__Directions for this task__: Where a line in the listing contains the string "germinación", copy that line out.

++++

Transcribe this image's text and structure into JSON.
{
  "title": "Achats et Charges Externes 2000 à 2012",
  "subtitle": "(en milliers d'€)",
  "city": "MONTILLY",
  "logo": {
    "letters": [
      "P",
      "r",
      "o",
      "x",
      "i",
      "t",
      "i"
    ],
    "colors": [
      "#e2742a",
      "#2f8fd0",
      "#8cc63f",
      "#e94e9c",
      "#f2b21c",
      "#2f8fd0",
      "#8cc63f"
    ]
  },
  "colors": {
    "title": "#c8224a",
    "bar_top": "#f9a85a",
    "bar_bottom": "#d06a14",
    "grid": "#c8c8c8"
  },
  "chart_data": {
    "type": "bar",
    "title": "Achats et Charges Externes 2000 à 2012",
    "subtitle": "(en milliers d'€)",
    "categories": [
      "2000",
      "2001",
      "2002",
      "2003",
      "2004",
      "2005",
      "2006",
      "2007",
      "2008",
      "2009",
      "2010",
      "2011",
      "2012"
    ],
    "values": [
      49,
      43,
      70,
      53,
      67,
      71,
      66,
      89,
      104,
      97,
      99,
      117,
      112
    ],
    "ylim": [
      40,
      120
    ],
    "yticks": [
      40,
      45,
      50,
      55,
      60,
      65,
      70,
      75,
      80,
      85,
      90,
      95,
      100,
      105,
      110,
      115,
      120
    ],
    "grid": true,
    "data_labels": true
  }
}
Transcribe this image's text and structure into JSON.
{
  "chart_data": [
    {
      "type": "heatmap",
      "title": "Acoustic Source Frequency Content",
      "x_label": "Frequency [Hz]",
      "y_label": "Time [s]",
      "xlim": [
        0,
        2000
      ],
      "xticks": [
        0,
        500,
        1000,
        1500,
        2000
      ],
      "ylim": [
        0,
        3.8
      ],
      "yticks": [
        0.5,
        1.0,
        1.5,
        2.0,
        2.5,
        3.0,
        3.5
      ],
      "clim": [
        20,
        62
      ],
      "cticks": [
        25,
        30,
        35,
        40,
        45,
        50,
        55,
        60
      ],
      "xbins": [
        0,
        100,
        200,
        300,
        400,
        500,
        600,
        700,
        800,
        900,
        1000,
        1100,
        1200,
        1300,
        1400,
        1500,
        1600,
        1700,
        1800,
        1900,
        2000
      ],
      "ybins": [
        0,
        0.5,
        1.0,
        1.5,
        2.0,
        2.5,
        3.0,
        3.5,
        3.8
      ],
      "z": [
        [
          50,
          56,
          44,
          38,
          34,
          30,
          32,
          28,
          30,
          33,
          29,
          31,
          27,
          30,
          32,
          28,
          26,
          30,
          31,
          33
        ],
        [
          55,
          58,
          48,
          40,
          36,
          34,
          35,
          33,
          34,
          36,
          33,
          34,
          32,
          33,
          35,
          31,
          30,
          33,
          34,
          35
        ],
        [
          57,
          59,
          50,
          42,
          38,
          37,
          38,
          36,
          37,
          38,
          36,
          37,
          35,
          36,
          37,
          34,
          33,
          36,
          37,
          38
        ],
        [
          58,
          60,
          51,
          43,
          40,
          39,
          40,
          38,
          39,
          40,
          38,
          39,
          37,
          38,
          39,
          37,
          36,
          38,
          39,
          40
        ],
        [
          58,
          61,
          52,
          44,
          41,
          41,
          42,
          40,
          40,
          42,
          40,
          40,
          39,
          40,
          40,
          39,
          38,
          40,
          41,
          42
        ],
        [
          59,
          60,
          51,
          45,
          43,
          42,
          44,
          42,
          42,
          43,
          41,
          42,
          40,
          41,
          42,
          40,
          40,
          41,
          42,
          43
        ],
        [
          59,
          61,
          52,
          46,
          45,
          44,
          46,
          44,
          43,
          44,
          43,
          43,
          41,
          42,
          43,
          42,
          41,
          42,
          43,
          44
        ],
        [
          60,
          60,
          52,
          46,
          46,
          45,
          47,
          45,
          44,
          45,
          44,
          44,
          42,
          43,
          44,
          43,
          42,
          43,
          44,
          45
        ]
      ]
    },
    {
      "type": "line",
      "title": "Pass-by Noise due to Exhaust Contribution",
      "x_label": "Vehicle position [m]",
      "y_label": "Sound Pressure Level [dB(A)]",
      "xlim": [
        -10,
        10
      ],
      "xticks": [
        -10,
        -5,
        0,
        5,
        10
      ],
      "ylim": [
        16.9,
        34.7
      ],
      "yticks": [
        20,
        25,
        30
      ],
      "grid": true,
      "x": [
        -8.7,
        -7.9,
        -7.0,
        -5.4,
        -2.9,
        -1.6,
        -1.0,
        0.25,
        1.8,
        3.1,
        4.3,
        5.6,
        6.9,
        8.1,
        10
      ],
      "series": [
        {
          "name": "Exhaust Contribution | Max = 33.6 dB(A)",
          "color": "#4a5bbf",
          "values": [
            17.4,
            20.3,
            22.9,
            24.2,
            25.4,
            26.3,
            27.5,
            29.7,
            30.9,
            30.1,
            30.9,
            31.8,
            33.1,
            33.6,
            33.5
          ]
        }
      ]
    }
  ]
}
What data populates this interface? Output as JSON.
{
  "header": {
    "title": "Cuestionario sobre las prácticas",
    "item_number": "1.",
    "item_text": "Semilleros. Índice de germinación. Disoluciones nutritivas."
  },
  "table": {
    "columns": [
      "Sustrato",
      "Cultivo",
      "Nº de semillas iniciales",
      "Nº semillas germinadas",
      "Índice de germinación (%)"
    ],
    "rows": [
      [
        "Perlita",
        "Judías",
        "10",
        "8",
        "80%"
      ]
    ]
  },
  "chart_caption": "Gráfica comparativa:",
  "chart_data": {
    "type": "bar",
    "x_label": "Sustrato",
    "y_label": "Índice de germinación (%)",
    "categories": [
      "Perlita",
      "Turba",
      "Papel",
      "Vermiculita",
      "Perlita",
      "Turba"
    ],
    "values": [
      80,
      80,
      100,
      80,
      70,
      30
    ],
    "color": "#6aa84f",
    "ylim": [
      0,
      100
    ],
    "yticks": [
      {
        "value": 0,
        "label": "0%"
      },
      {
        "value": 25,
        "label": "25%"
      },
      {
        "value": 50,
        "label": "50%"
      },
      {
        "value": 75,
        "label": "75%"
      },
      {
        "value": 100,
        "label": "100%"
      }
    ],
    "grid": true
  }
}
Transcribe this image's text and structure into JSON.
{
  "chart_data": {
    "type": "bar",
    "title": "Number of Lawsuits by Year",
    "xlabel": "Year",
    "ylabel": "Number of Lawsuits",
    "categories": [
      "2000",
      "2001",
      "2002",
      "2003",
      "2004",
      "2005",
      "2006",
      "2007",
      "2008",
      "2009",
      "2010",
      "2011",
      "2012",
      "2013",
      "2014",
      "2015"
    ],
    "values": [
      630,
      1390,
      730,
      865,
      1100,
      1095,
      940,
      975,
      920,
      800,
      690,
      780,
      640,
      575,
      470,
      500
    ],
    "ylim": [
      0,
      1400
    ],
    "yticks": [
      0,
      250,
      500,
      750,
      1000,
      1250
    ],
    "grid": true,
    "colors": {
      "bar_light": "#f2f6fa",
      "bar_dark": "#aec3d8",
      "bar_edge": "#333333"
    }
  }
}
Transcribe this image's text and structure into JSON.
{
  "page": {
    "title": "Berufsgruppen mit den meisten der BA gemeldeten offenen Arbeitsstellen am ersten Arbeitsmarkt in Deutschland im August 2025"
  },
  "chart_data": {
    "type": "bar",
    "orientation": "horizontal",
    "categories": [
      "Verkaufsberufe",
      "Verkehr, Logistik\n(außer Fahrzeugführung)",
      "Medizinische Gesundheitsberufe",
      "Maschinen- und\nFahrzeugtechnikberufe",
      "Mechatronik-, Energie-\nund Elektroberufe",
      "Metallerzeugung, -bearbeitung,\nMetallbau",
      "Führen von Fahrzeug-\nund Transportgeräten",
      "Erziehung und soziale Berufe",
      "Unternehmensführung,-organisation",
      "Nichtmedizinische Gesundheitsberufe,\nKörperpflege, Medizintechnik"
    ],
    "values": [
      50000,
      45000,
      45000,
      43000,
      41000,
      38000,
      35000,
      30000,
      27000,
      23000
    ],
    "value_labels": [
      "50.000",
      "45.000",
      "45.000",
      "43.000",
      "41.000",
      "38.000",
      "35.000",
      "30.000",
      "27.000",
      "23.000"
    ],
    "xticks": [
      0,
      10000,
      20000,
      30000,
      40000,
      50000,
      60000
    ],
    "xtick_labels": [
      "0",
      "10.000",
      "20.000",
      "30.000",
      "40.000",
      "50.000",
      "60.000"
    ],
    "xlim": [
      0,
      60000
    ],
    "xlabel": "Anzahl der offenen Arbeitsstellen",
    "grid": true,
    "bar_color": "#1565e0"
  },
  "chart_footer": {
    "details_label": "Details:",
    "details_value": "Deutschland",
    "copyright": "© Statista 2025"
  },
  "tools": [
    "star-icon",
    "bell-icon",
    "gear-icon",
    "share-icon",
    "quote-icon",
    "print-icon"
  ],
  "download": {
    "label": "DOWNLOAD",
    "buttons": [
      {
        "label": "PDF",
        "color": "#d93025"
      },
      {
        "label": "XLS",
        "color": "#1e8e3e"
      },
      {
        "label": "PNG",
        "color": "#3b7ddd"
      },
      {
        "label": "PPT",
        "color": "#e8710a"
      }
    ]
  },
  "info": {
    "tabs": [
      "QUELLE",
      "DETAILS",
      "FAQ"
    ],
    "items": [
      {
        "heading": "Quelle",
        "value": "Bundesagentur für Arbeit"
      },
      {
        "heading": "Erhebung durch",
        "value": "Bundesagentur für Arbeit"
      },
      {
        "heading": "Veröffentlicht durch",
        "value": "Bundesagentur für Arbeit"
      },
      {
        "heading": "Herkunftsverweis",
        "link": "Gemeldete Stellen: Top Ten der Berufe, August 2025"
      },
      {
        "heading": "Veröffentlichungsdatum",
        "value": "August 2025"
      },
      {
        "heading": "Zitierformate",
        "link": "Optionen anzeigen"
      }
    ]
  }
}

++++

__Response to the exercise__:
    "item_text": "Semilleros. Índice de germinación. Disoluciones nutritivas."
      "Índice de germinación (%)"
    "y_label": "Índice de germinación (%)",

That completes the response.